**Excerpt**
┄┄┄┄┄┄


  3. I started coffee at 6. The only times I have stopped was my pregnancies and breastfeeding. Then I went for the fake stuff (decafe). Like you, it hides way too many hidden calories with all that sugar. But I do firmly quit before noon these days.

  4. I echo this completely! I worked nearly full-time during the last year of my undergrad and I foolishly overloaded my course schedule. I imbibed so many chocolate raspberry K-cups that I nearly get panic flashbacks when I smell that coffee now! I’m happily down to a cup each day but definitely still use it as a crutch when I’m having a dopey (read: under-stimulated) day and need a kick in the butt.

  5. Entertaining post I enjoyed reading. Being an Englishman I’ve had a long and intimate relationship with tea and like you I have clear memories watching my Grandfather make a brew in his teapot.

  6. I love coffee too but my body has decided it would rather not have it, so I have switched to green tea to get my daily allotment of caffeine. The caffeine hits me differently with the tea. I, no long, have the edgy feeling but am still alarm.

  7. I’m 100% pro-coffee. But real coffee, homemade, brewed. As a Brazilian, I grew up drinking coffee. A latte as a kid, every morning before going to school. Black now that I’m over sugar and sweeteners, and dairy. No more reflux, no more heartburn. Coffee is my anti-anxiety medication.

  8. There is a super cheap brand of instant coffee that Wal-Mart sells in America that has no bitterness. I still sweeten it too much, but I’m with you on loving coffee but not the bitter.

  9. Yep, I know this one – seven years of night shifts 25 years ago has left me hopelessly addicted. I get blinding headaches after a day without coffee! I switch to decaff after 6 pm but could not cope if I did it at 11am! 🙂

  10. I love coffee as well. But the caffeine… my anxiety is so bad right now and after my regular macchiato upside down iced, I get a lil CrAzY!!! But my love is real… and decaf just doesn’t do it for me.

      1. It’s a stimulant, like Ritalin, and stimulants have the ironic effect of calming hyperactivity and creating focus. Probably from pushing the positive-feedback system into the crash part of the cycle.

  11. Interesting… I just started a ketogenic diet today! I used to be a massive coffee consumer but had to slow it down due to stomach troubles as I got older.

  12. My daughter had to give up coffee for health reasons but when she gets that yen for coffee she has Dandelion and Chicory together and treats it like coffee. Have you tried that yet?

  13. I like my homemade coffee better than most that I can order at a shop too! I usually drink iced cafe latte with skimmed milk, so that I can do without sugar or flavorings.

┄┄┄┄┄┄

(Data extracted from a collection)
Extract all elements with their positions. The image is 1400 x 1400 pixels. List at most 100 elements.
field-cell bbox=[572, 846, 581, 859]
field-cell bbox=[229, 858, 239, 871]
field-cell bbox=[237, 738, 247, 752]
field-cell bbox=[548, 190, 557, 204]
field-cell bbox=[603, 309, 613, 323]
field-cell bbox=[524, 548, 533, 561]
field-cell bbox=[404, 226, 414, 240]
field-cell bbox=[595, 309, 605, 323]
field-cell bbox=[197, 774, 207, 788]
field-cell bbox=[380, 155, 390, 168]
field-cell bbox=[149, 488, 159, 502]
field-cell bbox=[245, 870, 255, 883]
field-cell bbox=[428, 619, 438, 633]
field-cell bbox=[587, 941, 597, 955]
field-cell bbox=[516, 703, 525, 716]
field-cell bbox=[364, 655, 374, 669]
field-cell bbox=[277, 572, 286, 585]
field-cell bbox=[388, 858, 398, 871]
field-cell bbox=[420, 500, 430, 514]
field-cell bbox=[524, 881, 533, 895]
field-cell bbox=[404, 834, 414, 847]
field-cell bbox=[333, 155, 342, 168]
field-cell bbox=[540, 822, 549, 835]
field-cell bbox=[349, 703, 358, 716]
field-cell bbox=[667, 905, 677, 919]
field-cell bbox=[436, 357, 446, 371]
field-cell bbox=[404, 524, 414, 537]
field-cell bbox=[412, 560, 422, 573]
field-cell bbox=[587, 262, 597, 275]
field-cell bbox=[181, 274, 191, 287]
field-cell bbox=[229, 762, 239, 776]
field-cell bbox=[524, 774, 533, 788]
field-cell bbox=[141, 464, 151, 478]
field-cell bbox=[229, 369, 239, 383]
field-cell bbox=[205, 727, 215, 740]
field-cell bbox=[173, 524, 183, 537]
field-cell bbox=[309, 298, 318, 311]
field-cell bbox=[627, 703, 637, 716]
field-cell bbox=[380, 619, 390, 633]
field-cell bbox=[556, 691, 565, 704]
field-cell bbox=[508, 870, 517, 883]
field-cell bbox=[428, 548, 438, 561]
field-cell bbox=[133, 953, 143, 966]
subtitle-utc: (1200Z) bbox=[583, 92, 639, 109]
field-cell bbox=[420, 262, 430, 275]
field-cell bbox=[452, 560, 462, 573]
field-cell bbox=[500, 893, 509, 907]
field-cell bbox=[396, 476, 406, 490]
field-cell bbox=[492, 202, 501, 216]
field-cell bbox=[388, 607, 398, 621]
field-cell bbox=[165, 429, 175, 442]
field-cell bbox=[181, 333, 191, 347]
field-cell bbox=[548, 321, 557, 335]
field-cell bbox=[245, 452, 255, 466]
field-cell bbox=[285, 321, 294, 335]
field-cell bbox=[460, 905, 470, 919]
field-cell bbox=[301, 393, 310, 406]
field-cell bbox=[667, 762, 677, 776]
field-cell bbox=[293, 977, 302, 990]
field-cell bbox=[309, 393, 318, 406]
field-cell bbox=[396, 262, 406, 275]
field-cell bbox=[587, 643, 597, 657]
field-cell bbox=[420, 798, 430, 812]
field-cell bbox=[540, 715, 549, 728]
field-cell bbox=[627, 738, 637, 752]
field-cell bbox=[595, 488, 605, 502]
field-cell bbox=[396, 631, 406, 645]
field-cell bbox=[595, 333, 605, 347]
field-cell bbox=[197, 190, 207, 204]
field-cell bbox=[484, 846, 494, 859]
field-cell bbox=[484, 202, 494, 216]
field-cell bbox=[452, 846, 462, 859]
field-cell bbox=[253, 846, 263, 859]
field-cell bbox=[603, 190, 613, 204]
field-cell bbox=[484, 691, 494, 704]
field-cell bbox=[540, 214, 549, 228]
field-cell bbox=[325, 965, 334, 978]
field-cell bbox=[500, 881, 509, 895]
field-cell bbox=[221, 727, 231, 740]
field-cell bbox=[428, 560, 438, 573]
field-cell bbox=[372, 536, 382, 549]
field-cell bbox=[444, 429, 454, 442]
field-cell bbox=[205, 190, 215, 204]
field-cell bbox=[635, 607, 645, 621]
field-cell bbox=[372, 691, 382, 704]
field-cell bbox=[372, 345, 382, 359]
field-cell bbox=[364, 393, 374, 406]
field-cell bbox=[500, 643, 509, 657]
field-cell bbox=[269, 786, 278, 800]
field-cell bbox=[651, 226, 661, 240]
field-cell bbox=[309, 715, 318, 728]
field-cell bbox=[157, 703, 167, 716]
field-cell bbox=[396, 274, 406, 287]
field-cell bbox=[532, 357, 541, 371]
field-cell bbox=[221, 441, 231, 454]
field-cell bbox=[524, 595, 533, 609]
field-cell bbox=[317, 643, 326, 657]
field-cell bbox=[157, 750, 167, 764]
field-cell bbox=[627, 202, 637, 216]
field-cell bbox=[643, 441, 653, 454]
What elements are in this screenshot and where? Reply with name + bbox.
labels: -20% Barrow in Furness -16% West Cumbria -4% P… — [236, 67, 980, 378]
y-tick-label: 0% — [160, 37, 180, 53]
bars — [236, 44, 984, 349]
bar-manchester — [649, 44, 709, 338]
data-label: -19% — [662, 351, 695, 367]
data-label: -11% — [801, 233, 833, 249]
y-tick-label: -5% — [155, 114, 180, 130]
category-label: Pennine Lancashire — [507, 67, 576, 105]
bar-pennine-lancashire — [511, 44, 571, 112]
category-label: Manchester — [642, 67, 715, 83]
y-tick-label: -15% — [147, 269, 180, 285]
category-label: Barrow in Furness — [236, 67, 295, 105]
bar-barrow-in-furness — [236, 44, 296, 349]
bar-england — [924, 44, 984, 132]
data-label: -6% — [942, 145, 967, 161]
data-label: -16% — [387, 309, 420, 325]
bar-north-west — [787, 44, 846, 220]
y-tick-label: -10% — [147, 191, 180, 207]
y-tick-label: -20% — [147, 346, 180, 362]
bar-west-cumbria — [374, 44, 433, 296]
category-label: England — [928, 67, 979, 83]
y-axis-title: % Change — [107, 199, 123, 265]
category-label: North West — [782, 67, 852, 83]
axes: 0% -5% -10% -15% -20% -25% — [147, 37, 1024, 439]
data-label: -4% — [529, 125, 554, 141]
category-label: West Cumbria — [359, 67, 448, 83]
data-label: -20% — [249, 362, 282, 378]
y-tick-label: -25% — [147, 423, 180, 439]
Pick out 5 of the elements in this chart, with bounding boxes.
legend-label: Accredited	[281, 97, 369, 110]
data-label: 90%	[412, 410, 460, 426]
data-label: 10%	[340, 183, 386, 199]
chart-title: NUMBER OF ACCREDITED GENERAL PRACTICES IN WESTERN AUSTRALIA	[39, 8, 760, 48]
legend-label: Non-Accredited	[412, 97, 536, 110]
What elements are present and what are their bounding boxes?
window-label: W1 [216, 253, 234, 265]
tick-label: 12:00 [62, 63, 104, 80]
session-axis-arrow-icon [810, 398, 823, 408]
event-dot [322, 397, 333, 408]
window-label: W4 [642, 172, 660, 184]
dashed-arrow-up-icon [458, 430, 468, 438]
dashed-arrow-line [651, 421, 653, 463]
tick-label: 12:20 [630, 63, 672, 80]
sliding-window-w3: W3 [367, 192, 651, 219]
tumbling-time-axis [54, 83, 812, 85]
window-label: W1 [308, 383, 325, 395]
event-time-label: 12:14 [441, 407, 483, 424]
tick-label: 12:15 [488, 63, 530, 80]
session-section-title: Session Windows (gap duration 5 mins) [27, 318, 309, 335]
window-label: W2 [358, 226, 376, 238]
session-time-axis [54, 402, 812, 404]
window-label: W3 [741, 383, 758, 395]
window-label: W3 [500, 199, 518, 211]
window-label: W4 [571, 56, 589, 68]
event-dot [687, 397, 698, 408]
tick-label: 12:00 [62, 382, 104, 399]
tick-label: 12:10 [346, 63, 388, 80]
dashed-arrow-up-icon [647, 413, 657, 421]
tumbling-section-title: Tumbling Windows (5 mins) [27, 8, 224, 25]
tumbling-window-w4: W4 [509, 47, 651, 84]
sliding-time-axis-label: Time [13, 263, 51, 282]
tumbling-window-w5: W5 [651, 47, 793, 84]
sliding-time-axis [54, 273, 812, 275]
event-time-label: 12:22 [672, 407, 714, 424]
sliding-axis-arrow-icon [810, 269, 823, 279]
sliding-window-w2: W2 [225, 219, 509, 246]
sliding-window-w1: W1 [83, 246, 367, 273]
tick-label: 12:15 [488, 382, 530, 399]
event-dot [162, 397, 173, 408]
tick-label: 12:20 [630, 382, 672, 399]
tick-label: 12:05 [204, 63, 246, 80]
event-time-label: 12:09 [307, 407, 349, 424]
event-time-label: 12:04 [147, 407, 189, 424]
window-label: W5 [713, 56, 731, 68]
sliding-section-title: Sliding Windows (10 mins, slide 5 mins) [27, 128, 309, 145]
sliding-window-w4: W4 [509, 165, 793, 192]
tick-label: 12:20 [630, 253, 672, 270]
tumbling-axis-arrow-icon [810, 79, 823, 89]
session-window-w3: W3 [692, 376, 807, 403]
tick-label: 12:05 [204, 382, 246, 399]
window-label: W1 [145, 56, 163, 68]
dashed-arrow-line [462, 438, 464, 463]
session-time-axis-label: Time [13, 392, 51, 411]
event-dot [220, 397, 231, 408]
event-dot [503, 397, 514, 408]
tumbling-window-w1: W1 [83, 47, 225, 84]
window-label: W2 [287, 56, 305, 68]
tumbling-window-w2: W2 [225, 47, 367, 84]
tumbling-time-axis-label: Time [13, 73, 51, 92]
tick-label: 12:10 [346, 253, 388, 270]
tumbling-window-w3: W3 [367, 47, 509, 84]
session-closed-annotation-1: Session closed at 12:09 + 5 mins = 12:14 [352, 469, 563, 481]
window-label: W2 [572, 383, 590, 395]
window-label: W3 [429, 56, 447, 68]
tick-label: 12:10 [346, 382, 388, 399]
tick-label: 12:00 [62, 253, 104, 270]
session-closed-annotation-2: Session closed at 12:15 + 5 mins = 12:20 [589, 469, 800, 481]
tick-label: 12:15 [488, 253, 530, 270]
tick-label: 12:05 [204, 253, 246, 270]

┄┄┄┄┄┄

**Required actions**
a: In the comments about coffee, what does the daughter who gave up coffee for health reasons drink in its place?
b: Retype the comments about coffee starting at "8. There is" and ending at "do it for me.".

**List of answers**
a: Dandelion and Chicory together.

b:
8. There is a super cheap brand of instant coffee that Wal-Mart sells in America that has no bitterness. I still sweeten it too much, but I’m with you on loving coffee but not the bitter.

  9. Yep, I know this one – seven years of night shifts 25 years ago has left me hopelessly addicted. I get blinding headaches after a day without coffee! I switch to decaff after 6 pm but could not cope if I did it at 11am! 🙂

  10. I love coffee as well. But the caffeine… my anxiety is so bad right now and after my regular macchiato upside down iced, I get a lil CrAzY!!! But my love is real… and decaf just doesn’t do it for me.